Copy out, unchanged, the rows beginning with the line that contains "769, 533, 784]" and ending with the line that contains "611, 561, 626]", both of those lines included.

============

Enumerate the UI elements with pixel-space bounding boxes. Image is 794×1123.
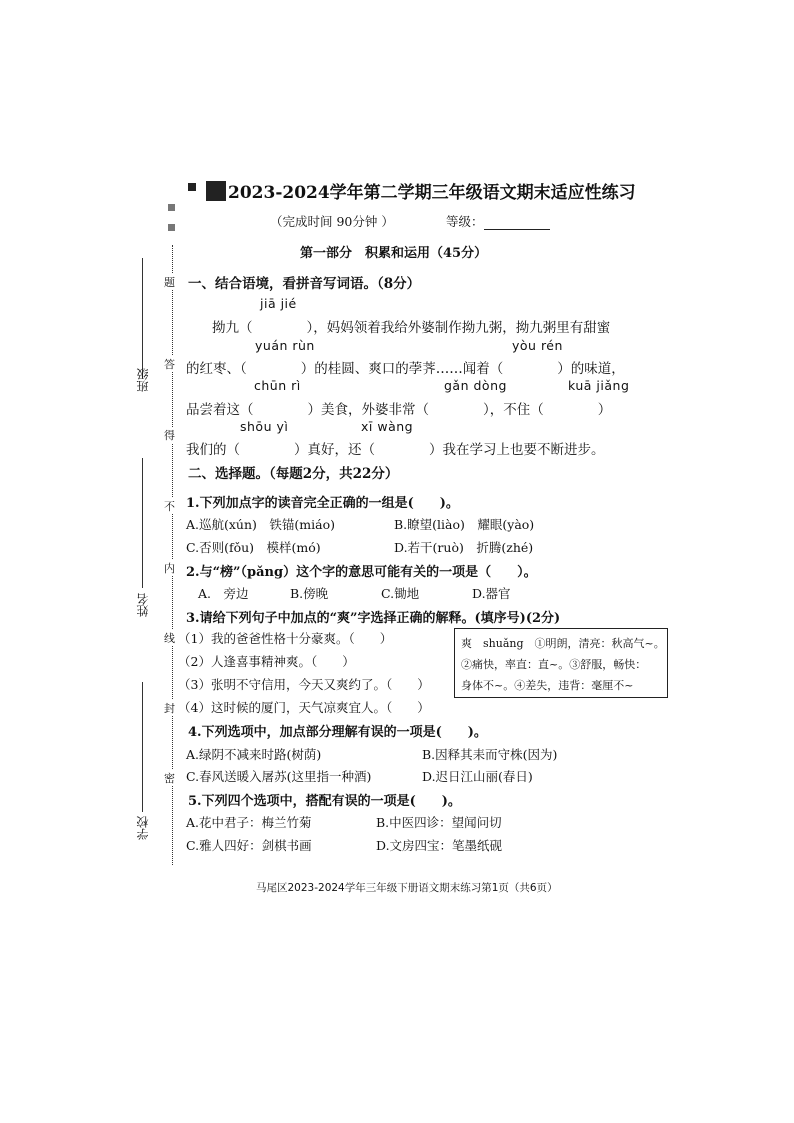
q2-item4-option-d: D.迟日江山丽(春日)	[422, 769, 533, 784]
q2-item4-option-c: C.春风送暖入屠苏(这里指一种酒)	[186, 769, 372, 784]
name-write-line	[142, 458, 143, 588]
scan-mark-side-1	[168, 204, 175, 211]
class-write-line	[142, 258, 143, 378]
q2-item3-sentence-4: （4）这时候的厦门，天气凉爽宜人。（ ）	[178, 700, 430, 715]
q2-item1-option-d: D.若干(ruò) 折腾(zhé)	[394, 540, 534, 555]
q1-heading: 一、结合语境，看拼音写词语。（8分）	[188, 276, 421, 292]
q1-line-3: 品尝着这（ ）美食，外婆非常（ ），不住（ ）	[186, 402, 612, 418]
time-limit: （完成时间 90分钟 ）	[270, 214, 394, 229]
q2-item3-sentence-2: （2）人逢喜事精神爽。（ ）	[178, 654, 355, 669]
q2-item3-stem: 3.请给下列句子中加点的“爽”字选择正确的解释。(填序号)(2分)	[186, 611, 561, 626]
q1-line-4: 我们的（ ）真好，还（ ）我在学习上也要不断进步。	[186, 442, 605, 458]
name-label: 姓名	[136, 593, 150, 617]
q2-item5-option-b: B.中医四诊：望闻问切	[376, 815, 502, 830]
exam-title: 2023-2024学年第二学期三年级语文期末适应性练习	[228, 183, 636, 203]
pinyin-kuajiang: kuā jiǎng	[568, 378, 630, 393]
pinyin-chunri: chūn rì	[254, 378, 301, 393]
q2-item1-option-a: A.巡航(xún) 铁锚(miáo)	[186, 517, 335, 532]
pinyin-youren: yòu rén	[512, 338, 563, 353]
q2-item5-option-c: C.雅人四好：剑棋书画	[186, 838, 312, 853]
definition-box	[454, 628, 668, 698]
q2-item4-stem: 4.下列选项中，加点部分理解有误的一项是( )。	[188, 725, 487, 740]
pinyin-yuanrun: yuán rùn	[255, 338, 315, 353]
q2-item2-stem: 2.与“榜”（pǎng）这个字的意思可能有关的一项是（ ）。	[186, 565, 537, 580]
school-write-line	[142, 682, 143, 812]
q2-item5-option-d: D.文房四宝：笔墨纸砚	[376, 838, 503, 853]
pinyin-shouyi: shōu yì	[240, 419, 289, 434]
part1-heading: 第一部分 积累和运用（45分）	[300, 246, 488, 261]
pinyin-gandong: gǎn dòng	[444, 378, 507, 393]
grade-label: 等级：	[446, 214, 484, 229]
q2-item2-option-d: D.器官	[472, 586, 511, 601]
q2-item4-option-a: A.绿阴不减来时路(树荫)	[186, 747, 322, 762]
q2-item5-stem: 5.下列四个选项中，搭配有误的一项是( )。	[188, 794, 461, 809]
q2-item1-option-b: B.瞭望(liào) 耀眼(yào)	[394, 517, 535, 532]
page-footer: 马尾区2023-2024学年三年级下册语文期末练习第1页（共6页）	[256, 882, 558, 894]
pinyin-xiwang: xī wàng	[361, 419, 414, 434]
definition-line-3: 身体不~。④差失，违背：毫厘不~	[461, 679, 634, 692]
definition-line-1: 爽 shuǎng ①明朗，清亮：秋高气~。	[461, 637, 665, 650]
seal-char-8: 密	[164, 772, 175, 785]
definition-line-2: ②痛快，率直：直~。③舒服，畅快：	[461, 658, 647, 671]
q1-line-2: 的红枣、（ ）的桂圆、爽口的荸荠……闻着（ ）的味道，	[186, 361, 625, 377]
scan-mark-small	[188, 183, 196, 191]
seal-char-3: 得	[164, 429, 175, 442]
q2-item1-stem: 1.下列加点字的读音完全正确的一组是( )。	[186, 496, 459, 511]
q2-item2-option-a: A. 旁边	[198, 586, 249, 601]
q2-item1-option-c: C.否则(fǒu) 模样(mó)	[186, 540, 321, 555]
class-label: 班级	[136, 368, 150, 392]
q2-item2-option-b: B.傍晚	[290, 586, 329, 601]
seal-char-2: 答	[164, 358, 175, 371]
school-label: 学校	[136, 816, 150, 840]
q2-item3-sentence-1: （1）我的爸爸性格十分豪爽。（ ）	[178, 631, 393, 646]
q2-heading: 二、选择题。（每题2分，共22分）	[188, 466, 399, 482]
q2-item3-sentence-3: （3）张明不守信用，今天又爽约了。（ ）	[178, 677, 430, 692]
q2-item2-option-c: C.锄地	[381, 586, 420, 601]
scan-mark-large	[206, 181, 226, 201]
seal-char-7: 封	[164, 702, 175, 715]
seal-char-6: 线	[164, 632, 175, 645]
q2-item4-option-b: B.因释其耒而守株(因为)	[422, 747, 558, 762]
grade-field	[446, 212, 550, 230]
q2-item5-option-a: A.花中君子：梅兰竹菊	[186, 815, 312, 830]
q1-line-1: 拗九（ ），妈妈领着我给外婆制作拗九粥，拗九粥里有甜蜜	[212, 320, 611, 336]
seal-char-4: 不	[164, 500, 175, 513]
seal-char-5: 内	[164, 562, 175, 575]
grade-blank	[484, 215, 550, 230]
seal-char-1: 题	[164, 276, 175, 289]
scan-mark-side-2	[168, 224, 175, 231]
pinyin-jiajie: jiā jié	[260, 296, 297, 311]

============

> _Answer to the problem_
q2-item4-option-d: D.迟日江山丽(春日)	[422, 769, 533, 784]
q2-item4-option-c: C.春风送暖入屠苏(这里指一种酒)	[186, 769, 372, 784]
name-write-line	[142, 458, 143, 588]
scan-mark-side-1	[168, 204, 175, 211]
class-write-line	[142, 258, 143, 378]
q2-item3-sentence-4: （4）这时候的厦门，天气凉爽宜人。（ ）	[178, 700, 430, 715]
q2-item1-option-d: D.若干(ruò) 折腾(zhé)	[394, 540, 534, 555]
q1-heading: 一、结合语境，看拼音写词语。（8分）	[188, 276, 421, 292]
q1-line-3: 品尝着这（ ）美食，外婆非常（ ），不住（ ）	[186, 402, 612, 418]
time-limit: （完成时间 90分钟 ）	[270, 214, 394, 229]
q2-item3-sentence-2: （2）人逢喜事精神爽。（ ）	[178, 654, 355, 669]
q2-item3-stem: 3.请给下列句子中加点的“爽”字选择正确的解释。(填序号)(2分)	[186, 611, 561, 626]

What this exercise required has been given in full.